- Data excerpts
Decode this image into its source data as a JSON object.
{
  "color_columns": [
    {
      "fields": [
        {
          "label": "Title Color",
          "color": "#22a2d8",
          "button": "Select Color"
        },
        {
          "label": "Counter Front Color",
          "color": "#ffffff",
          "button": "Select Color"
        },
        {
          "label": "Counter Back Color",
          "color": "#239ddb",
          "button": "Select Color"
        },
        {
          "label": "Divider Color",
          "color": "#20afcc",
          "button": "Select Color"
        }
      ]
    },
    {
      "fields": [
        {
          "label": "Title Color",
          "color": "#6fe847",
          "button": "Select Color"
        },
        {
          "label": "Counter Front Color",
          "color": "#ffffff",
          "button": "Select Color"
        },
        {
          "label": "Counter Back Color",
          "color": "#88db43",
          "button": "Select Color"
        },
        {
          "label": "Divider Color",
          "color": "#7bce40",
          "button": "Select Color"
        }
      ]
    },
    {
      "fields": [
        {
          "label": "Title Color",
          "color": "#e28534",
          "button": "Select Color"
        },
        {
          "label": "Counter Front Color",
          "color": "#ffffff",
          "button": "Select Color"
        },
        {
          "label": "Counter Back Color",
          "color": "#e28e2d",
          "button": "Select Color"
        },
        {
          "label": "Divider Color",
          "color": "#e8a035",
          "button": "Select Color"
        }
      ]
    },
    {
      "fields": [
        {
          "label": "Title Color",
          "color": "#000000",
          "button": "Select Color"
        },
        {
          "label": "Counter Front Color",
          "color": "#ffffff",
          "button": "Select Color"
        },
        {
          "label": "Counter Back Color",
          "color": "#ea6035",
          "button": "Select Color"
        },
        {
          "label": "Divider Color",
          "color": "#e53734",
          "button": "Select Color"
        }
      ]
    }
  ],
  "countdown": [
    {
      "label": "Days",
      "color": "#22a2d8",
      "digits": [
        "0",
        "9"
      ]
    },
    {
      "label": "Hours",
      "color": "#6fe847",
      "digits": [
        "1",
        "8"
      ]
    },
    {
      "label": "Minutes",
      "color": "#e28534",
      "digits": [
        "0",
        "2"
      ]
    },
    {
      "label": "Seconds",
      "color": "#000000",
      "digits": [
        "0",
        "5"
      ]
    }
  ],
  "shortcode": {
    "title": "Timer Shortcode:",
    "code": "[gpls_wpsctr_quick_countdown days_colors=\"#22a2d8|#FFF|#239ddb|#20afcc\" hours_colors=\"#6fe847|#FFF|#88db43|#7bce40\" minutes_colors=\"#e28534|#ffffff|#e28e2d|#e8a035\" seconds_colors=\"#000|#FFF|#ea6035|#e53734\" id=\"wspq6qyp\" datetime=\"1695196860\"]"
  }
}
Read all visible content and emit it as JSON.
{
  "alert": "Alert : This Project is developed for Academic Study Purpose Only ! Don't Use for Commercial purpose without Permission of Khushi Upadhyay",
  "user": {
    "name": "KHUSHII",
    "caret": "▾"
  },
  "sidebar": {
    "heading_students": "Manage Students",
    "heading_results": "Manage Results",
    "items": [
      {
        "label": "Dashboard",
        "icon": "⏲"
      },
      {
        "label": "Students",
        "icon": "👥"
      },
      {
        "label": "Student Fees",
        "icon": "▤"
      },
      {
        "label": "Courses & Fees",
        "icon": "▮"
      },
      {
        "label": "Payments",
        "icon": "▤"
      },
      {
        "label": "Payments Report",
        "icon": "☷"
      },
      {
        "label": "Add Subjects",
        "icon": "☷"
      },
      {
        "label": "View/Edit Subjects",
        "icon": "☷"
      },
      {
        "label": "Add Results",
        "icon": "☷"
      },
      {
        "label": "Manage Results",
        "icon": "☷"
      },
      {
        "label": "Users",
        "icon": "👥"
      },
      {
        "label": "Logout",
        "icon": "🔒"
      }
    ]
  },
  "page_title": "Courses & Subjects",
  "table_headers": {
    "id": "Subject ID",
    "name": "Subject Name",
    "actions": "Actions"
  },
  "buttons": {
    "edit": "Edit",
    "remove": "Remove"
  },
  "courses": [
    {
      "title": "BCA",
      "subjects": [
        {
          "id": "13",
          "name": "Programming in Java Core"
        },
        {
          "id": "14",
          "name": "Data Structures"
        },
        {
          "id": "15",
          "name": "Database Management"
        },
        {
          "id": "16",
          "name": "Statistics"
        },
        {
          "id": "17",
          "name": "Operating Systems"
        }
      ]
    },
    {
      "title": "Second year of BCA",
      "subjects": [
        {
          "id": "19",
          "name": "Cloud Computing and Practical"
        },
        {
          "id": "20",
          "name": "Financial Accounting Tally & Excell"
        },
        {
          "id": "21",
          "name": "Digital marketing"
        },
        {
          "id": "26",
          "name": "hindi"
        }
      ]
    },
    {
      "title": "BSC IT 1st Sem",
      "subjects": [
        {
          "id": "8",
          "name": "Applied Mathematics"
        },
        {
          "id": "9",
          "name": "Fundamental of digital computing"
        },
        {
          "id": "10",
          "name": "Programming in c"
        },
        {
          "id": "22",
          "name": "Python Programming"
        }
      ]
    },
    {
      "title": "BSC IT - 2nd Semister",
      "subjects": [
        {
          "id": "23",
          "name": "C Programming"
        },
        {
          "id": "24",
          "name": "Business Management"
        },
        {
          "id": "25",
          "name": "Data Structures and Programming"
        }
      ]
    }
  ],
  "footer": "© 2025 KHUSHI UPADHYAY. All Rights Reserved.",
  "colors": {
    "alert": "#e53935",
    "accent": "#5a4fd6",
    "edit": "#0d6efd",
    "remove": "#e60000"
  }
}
---
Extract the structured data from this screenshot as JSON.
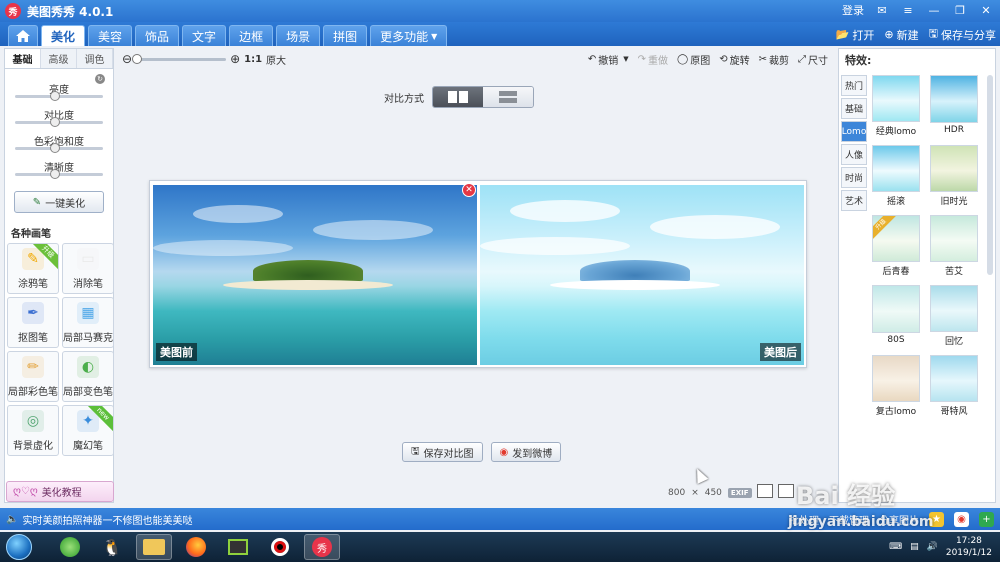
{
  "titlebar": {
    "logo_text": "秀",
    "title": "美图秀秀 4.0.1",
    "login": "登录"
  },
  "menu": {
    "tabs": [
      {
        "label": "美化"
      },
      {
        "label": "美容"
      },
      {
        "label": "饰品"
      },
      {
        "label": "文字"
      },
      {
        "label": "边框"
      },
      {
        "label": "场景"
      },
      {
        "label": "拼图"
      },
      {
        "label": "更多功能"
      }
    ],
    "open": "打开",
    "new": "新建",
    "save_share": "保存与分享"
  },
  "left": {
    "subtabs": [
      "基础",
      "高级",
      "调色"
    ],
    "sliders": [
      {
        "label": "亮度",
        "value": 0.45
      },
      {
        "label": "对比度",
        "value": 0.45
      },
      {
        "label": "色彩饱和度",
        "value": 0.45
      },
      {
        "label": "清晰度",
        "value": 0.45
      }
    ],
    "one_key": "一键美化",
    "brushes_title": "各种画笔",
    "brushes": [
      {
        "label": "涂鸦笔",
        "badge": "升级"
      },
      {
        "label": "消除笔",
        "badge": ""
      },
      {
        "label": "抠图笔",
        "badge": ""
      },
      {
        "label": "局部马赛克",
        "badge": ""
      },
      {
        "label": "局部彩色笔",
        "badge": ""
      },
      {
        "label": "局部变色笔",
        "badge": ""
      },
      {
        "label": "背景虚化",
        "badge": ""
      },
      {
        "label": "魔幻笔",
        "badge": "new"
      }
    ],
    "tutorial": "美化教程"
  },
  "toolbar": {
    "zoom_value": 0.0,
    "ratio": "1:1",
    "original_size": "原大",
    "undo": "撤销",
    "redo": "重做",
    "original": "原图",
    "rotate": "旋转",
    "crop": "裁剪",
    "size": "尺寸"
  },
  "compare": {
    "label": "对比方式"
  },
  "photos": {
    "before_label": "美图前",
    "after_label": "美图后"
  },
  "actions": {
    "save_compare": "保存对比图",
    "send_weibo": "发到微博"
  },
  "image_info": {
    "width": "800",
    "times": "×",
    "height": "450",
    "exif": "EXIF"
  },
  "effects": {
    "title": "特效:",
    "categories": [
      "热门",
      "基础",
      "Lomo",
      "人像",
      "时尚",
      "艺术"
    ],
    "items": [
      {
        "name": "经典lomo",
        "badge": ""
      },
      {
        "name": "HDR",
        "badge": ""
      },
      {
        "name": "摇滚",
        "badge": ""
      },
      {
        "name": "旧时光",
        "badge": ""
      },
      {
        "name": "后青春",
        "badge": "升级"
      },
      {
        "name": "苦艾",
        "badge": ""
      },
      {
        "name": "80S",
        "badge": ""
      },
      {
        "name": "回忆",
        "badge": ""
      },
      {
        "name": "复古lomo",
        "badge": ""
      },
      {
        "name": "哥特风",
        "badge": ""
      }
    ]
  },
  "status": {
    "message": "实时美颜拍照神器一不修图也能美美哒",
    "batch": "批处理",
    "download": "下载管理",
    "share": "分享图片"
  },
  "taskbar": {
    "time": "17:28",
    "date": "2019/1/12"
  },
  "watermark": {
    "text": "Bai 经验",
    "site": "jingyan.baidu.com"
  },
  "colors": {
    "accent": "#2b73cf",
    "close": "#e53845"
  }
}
---
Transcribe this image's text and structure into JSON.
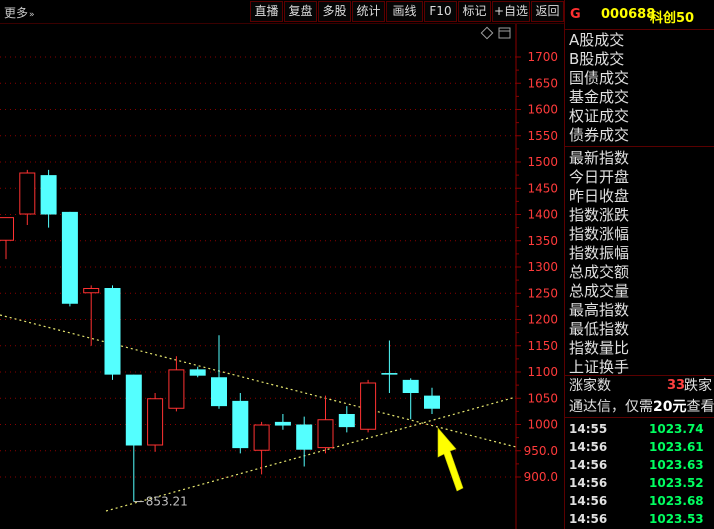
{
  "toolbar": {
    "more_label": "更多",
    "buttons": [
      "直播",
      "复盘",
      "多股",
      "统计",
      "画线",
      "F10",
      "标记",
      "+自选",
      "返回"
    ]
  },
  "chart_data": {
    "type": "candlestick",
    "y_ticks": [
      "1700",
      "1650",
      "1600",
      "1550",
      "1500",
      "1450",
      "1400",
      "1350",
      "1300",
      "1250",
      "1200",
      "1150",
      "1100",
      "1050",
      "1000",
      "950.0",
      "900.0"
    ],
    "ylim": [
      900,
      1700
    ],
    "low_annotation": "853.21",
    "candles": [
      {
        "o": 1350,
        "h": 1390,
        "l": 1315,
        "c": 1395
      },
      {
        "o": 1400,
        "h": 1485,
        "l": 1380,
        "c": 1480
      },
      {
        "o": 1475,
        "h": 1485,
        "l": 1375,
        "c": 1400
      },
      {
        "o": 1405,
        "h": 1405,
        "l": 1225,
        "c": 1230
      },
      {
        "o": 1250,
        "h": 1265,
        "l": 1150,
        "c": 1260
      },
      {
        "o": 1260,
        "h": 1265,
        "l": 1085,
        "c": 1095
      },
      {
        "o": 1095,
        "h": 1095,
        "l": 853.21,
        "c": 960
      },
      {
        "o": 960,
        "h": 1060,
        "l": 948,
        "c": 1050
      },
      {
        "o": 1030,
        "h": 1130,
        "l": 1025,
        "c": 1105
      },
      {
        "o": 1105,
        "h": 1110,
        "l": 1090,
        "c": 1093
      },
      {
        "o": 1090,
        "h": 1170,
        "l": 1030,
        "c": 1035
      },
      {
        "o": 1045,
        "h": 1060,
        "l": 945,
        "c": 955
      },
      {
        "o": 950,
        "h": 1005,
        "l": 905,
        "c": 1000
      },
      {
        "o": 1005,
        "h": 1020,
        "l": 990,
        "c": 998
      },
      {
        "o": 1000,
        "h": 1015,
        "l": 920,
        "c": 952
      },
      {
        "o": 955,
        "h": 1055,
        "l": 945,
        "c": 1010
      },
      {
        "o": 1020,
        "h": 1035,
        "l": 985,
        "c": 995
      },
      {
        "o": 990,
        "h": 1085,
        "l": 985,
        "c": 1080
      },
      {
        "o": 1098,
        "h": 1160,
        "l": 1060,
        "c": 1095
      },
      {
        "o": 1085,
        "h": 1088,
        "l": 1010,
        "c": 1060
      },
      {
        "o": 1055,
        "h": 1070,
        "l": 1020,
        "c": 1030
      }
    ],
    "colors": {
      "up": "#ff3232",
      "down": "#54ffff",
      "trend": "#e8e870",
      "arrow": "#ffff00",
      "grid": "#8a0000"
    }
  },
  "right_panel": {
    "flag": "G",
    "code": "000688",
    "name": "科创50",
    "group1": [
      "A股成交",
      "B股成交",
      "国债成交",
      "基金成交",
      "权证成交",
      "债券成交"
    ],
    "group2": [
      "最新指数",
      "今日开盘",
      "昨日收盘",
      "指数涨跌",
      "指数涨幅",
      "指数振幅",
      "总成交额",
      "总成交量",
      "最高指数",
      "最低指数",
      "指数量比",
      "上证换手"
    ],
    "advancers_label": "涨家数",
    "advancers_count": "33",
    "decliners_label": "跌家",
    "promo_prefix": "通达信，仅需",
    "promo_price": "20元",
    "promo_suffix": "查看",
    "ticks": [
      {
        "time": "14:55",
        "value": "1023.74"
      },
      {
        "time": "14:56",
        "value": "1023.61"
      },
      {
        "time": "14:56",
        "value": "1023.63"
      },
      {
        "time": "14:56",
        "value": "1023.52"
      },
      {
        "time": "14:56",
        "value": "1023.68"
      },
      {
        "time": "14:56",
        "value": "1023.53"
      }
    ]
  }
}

- Given request
Only lines with "Fees" are wanted here; list each of them.

- Exercise solution
        "label": "Student Fees",
        "label": "Courses & Fees",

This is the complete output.